CHAPTER XIII
KANO MARKET AND CITY

Deference to the Englishman—A sagacious policy—Administration of justice—An Alkali’s judgment—The native Treasury—Kano municipality—Money matters.

Reference has been made to the Arab merchants. They, however, constitute only a small number of the multitude who frequent the market and the adjoining streets. You will see them at their stalls or continually passing along in the afternoon, the thoroughfares crowded with them: Fulanis, Hausas, Nupés, Beri-Beris, male and female, many carrying in hands or on head cotton goods, native and imported, for sale. It is a busy multitude and few there are not intent on business.

The men are tall and bear themselves well, in turban and robe wide and ample, of blue or plain white or white figured with green or whatever may be the decorative colour. Respectful, nearly every one of them. They invariably give the salute which is regarded as due to the Englishman in Northern Nigeria: removal of sandals and kneeling on the ground, though, of course, where persons are thickly gathered only the semblance of the compliment can be performed.

A CORNER OF KANO MARKET.

Note the Stocks. (See page 112.)

A SECTION OF THE MARKET WITH OPEN-AIR STALLS.

(See page 104.)

Where instead of the turban a kind of white fez is worn, as is frequently the case with young men, it is lifted in courteous salute. An Englishman may well feel proud whilst walking in the streets of Kano, not because his vanity is ministered to by the repeated deference, but that he may reflect and remember the courageous pioneers of only a dozen years ago who with resources improvised in the country won the land for Great Britain and placed the name of Englishmen highest in the land.

Going through the streets the white man is gazed at as an unusual sight, but the people did not look at me with more interest than I at them, wondering how we, a mere handful, overthrew their rulers and the large armies of mounted, trained fighting-men and captured their strong towns. However, one need not wonder long. Knowledge of contemporary events gives the answer. Still more to admire—for, after all, conquering is only a feat of arms—is the sagacity which produced the policy in full operation to-day, that of the people ruled by those whom they have selected, and rulers and people thoroughly co-operating with the governing Power in administering the affairs of the country. History furnishes no example where that has been done with anything like the same material in a similar period.

A peculiar thing struck me in connection with this general salutation. In Zungeru, esteeming the excellent feeling shown by the native population to the English, I was told I would find it still better in Kano. That is just what I did not find. In Kano City, yes, and, to an extent, at the despised British traders’ stores, but the nearer one goes to the Residency quarter the less general is the salute given an Englishman. Apparently, estimating from such signs and tokens, he is respected most in the native area. Strange, this.

Not alone the city but the entire Province of Kano is ruled by the Emir, who appoints native Judges, and from him subsidiary Chiefs and village Headmen, through Chiefs of districts, take instructions and render reports. We rule through the native rulers, the leaders of the people. A very brief survey of its operation in Kano City may not be out of place.

The entire administration of justice has been placed in native hands, except where a European is involved. The Alkali, as the Judge is called, decides cases civil and criminal, framing his decisions on custom and usage based on the Koranic law. That, purged as it has been of corruption and inhumanity, is approved by the population, who are overwhelmingly Mohamedan, as being right and just, much more than would any application of English forms and methods. The Alkali is paid a fixed salary from the public Treasury and no longer, as formerly, has a share of the monetary penalties exacted.

────────────────

* WORK INSTRUCTIONS *
a - Could you reproduce the records from their first line through the line containing "panel-b-y-axis: 0 5", putting "fit-marker" in place of "fit-dot" and leaving everything else as it is?
b - What comes next in the chapter on Kano market and city? Pick up the text after its last sentence and carry it on.

────────────────

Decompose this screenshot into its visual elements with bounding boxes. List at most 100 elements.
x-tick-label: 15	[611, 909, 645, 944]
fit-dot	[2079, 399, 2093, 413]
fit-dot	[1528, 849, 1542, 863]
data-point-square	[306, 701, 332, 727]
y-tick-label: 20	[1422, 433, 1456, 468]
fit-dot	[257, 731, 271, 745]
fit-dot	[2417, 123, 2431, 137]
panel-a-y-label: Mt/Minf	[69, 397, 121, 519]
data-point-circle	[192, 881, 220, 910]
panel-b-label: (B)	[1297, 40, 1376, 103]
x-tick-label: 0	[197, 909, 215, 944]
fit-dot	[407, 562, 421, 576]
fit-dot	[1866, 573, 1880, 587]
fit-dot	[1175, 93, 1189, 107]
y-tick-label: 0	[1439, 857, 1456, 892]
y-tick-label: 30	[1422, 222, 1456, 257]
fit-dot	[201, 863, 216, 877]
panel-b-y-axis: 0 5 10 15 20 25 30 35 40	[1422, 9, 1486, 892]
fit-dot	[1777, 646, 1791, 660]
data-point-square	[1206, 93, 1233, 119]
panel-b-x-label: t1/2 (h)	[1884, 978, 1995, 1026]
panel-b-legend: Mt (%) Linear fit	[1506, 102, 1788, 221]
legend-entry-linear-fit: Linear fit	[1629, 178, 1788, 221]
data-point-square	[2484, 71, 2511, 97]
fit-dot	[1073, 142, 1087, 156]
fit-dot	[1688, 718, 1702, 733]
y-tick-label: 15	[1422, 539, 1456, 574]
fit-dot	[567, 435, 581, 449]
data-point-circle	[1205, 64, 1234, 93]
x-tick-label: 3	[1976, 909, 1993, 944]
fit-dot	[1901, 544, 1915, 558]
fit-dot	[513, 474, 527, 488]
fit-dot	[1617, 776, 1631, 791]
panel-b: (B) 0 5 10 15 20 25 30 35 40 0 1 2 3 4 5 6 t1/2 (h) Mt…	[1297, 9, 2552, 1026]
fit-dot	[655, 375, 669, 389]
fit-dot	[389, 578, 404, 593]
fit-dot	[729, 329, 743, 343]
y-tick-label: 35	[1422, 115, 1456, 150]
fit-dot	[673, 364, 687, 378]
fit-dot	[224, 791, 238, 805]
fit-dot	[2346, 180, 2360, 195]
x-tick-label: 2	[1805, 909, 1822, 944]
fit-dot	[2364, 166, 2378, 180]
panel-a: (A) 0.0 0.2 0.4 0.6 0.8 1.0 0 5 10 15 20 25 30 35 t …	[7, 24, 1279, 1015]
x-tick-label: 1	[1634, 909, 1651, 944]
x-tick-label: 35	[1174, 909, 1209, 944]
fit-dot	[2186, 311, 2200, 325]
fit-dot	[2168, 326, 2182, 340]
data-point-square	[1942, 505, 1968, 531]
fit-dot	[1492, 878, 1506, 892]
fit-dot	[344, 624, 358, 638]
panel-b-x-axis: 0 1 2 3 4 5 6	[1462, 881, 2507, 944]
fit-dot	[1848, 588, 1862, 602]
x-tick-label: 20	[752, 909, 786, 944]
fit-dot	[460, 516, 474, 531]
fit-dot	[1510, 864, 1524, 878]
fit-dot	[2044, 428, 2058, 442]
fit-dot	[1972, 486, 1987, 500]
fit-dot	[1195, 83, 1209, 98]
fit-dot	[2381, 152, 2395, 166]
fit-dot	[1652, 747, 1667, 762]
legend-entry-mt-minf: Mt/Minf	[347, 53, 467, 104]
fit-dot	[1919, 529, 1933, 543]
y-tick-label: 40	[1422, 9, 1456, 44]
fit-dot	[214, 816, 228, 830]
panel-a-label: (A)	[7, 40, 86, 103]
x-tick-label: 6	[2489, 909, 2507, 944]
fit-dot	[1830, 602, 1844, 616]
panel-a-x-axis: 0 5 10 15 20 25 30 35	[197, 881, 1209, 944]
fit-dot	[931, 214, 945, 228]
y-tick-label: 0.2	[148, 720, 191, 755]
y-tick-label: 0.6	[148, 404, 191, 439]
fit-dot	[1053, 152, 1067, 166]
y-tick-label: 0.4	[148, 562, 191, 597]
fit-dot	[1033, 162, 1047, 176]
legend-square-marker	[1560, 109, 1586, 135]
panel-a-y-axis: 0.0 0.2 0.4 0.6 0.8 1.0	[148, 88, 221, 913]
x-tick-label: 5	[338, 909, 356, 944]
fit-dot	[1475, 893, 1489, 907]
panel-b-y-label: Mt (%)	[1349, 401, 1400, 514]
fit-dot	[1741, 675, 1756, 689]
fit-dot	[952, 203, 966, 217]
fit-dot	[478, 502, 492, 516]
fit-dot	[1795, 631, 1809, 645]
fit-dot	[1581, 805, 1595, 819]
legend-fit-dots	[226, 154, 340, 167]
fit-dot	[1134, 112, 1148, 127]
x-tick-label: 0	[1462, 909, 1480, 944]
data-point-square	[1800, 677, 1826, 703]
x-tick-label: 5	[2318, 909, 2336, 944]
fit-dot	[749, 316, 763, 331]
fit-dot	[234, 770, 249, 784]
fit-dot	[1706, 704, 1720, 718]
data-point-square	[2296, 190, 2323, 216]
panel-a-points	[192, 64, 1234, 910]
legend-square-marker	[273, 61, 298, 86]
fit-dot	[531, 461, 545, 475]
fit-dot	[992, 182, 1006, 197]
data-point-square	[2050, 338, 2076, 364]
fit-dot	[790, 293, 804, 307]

────────────────

* WRITTEN RESPONSES *
a -
Decompose this screenshot into its visual elements with bounding boxes. List at most 100 elements.
x-tick-label: 15	[611, 909, 645, 944]
fit-marker	[2079, 399, 2093, 413]
fit-marker	[1528, 849, 1542, 863]
data-point-square	[306, 701, 332, 727]
y-tick-label: 20	[1422, 433, 1456, 468]
fit-marker	[257, 731, 271, 745]
fit-marker	[2417, 123, 2431, 137]
panel-a-y-label: Mt/Minf	[69, 397, 121, 519]
data-point-circle	[192, 881, 220, 910]
panel-b-label: (B)	[1297, 40, 1376, 103]
x-tick-label: 0	[197, 909, 215, 944]
fit-marker	[407, 562, 421, 576]
fit-marker	[1866, 573, 1880, 587]
fit-marker	[1175, 93, 1189, 107]
y-tick-label: 0	[1439, 857, 1456, 892]
y-tick-label: 30	[1422, 222, 1456, 257]
fit-marker	[201, 863, 216, 877]
panel-b-y-axis: 0 5 10 15 20 25 30 35 40	[1422, 9, 1486, 892]

b -
Moreover, although acting under the general administration of the Emir, the Alkali is irremovable, as Judges are in England. These features of a regularly-paid, ample salary and fixity of office give the Alkali—and other Alkalis as well—an independence of judgment uninfluenced by temptation of bribery. The Governor can, of course, remove an Alkali, and though there is no formal appeal from an Alkali’s Court, which at Kano is empowered to deliver death sentence in a case of murder, all the decisions can be altered by the Resident or revised by the English Chief Justice attached to the Governor’s headquarter staff.

AN ENTRANCE TO THE COURTYARD OF THE EMIR’S PALACE.

THE PRINCIPAL MOSQUE.

Judicial and administrative functions are separate. The Alkali decides punishment and the Emir’s officers carry it out, just as in England, though Nigeria practice is the outcome of native usage.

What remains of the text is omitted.